Raw data:

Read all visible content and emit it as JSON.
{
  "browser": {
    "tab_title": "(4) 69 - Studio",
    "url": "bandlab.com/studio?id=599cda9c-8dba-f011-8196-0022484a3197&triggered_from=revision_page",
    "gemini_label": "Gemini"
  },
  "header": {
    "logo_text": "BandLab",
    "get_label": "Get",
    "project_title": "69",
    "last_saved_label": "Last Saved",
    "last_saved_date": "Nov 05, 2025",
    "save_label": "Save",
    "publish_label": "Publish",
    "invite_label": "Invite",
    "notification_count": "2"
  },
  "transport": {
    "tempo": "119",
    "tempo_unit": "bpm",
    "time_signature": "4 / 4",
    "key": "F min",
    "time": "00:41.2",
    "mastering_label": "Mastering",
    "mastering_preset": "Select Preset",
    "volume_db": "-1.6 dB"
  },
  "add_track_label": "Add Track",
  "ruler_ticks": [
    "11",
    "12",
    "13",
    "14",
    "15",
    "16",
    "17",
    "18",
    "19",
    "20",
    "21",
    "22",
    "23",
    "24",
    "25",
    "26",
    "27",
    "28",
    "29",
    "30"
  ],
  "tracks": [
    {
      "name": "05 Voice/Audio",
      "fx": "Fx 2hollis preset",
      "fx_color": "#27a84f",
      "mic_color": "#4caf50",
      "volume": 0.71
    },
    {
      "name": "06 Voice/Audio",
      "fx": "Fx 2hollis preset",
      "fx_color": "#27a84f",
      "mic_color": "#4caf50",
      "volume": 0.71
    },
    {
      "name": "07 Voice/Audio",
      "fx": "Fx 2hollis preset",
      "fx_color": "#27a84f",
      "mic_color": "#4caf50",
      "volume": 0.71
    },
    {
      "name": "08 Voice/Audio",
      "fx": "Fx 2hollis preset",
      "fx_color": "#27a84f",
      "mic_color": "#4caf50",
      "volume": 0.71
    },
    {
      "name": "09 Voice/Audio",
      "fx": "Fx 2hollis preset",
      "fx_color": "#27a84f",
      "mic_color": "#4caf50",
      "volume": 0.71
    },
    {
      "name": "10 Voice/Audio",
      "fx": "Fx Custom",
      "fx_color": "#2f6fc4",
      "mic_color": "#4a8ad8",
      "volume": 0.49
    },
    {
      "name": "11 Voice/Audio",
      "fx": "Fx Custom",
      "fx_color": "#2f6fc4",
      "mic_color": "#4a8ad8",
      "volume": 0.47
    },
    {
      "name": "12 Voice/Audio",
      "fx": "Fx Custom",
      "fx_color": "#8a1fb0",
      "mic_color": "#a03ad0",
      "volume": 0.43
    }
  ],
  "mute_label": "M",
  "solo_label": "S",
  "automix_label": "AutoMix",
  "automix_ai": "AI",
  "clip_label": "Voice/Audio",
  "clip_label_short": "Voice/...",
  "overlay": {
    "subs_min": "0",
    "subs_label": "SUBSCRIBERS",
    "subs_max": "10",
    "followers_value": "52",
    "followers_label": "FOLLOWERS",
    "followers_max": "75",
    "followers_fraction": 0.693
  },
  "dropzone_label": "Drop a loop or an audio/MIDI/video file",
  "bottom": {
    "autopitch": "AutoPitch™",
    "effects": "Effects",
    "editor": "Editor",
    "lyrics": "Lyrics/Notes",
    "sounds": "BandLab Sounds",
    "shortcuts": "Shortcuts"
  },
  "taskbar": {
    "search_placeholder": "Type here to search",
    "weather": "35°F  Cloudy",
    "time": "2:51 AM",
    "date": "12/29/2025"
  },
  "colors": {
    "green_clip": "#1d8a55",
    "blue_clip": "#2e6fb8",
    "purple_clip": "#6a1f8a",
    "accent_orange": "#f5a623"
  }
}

Stated problem: Reproduce the complete data exactly as presented above.

Response for this exercise:
Read all visible content and emit it as JSON.
{
  "browser": {
    "tab_title": "(4) 69 - Studio",
    "url": "bandlab.com/studio?id=599cda9c-8dba-f011-8196-0022484a3197&triggered_from=revision_page",
    "gemini_label": "Gemini"
  },
  "header": {
    "logo_text": "BandLab",
    "get_label": "Get",
    "project_title": "69",
    "last_saved_label": "Last Saved",
    "last_saved_date": "Nov 05, 2025",
    "save_label": "Save",
    "publish_label": "Publish",
    "invite_label": "Invite",
    "notification_count": "2"
  },
  "transport": {
    "tempo": "119",
    "tempo_unit": "bpm",
    "time_signature": "4 / 4",
    "key": "F min",
    "time": "00:41.2",
    "mastering_label": "Mastering",
    "mastering_preset": "Select Preset",
    "volume_db": "-1.6 dB"
  },
  "add_track_label": "Add Track",
  "ruler_ticks": [
    "11",
    "12",
    "13",
    "14",
    "15",
    "16",
    "17",
    "18",
    "19",
    "20",
    "21",
    "22",
    "23",
    "24",
    "25",
    "26",
    "27",
    "28",
    "29",
    "30"
  ],
  "tracks": [
    {
      "name": "05 Voice/Audio",
      "fx": "Fx 2hollis preset",
      "fx_color": "#27a84f",
      "mic_color": "#4caf50",
      "volume": 0.71
    },
    {
      "name": "06 Voice/Audio",
      "fx": "Fx 2hollis preset",
      "fx_color": "#27a84f",
      "mic_color": "#4caf50",
      "volume": 0.71
    },
    {
      "name": "07 Voice/Audio",
      "fx": "Fx 2hollis preset",
      "fx_color": "#27a84f",
      "mic_color": "#4caf50",
      "volume": 0.71
    },
    {
      "name": "08 Voice/Audio",
      "fx": "Fx 2hollis preset",
      "fx_color": "#27a84f",
      "mic_color": "#4caf50",
      "volume": 0.71
    },
    {
      "name": "09 Voice/Audio",
      "fx": "Fx 2hollis preset",
      "fx_color": "#27a84f",
      "mic_color": "#4caf50",
      "volume": 0.71
    },
    {
      "name": "10 Voice/Audio",
      "fx": "Fx Custom",
      "fx_color": "#2f6fc4",
      "mic_color": "#4a8ad8",
      "volume": 0.49
    },
    {
      "name": "11 Voice/Audio",
      "fx": "Fx Custom",
      "fx_color": "#2f6fc4",
      "mic_color": "#4a8ad8",
      "volume": 0.47
    },
    {
      "name": "12 Voice/Audio",
      "fx": "Fx Custom",
      "fx_color": "#8a1fb0",
      "mic_color": "#a03ad0",
      "volume": 0.43
    }
  ],
  "mute_label": "M",
  "solo_label": "S",
  "automix_label": "AutoMix",
  "automix_ai": "AI",
  "clip_label": "Voice/Audio",
  "clip_label_short": "Voice/...",
  "overlay": {
    "subs_min": "0",
    "subs_label": "SUBSCRIBERS",
    "subs_max": "10",
    "followers_value": "52",
    "followers_label": "FOLLOWERS",
    "followers_max": "75",
    "followers_fraction": 0.693
  },
  "dropzone_label": "Drop a loop or an audio/MIDI/video file",
  "bottom": {
    "autopitch": "AutoPitch™",
    "effects": "Effects",
    "editor": "Editor",
    "lyrics": "Lyrics/Notes",
    "sounds": "BandLab Sounds",
    "shortcuts": "Shortcuts"
  },
  "taskbar": {
    "search_placeholder": "Type here to search",
    "weather": "35°F  Cloudy",
    "time": "2:51 AM",
    "date": "12/29/2025"
  },
  "colors": {
    "green_clip": "#1d8a55",
    "blue_clip": "#2e6fb8",
    "purple_clip": "#6a1f8a",
    "accent_orange": "#f5a623"
  }
}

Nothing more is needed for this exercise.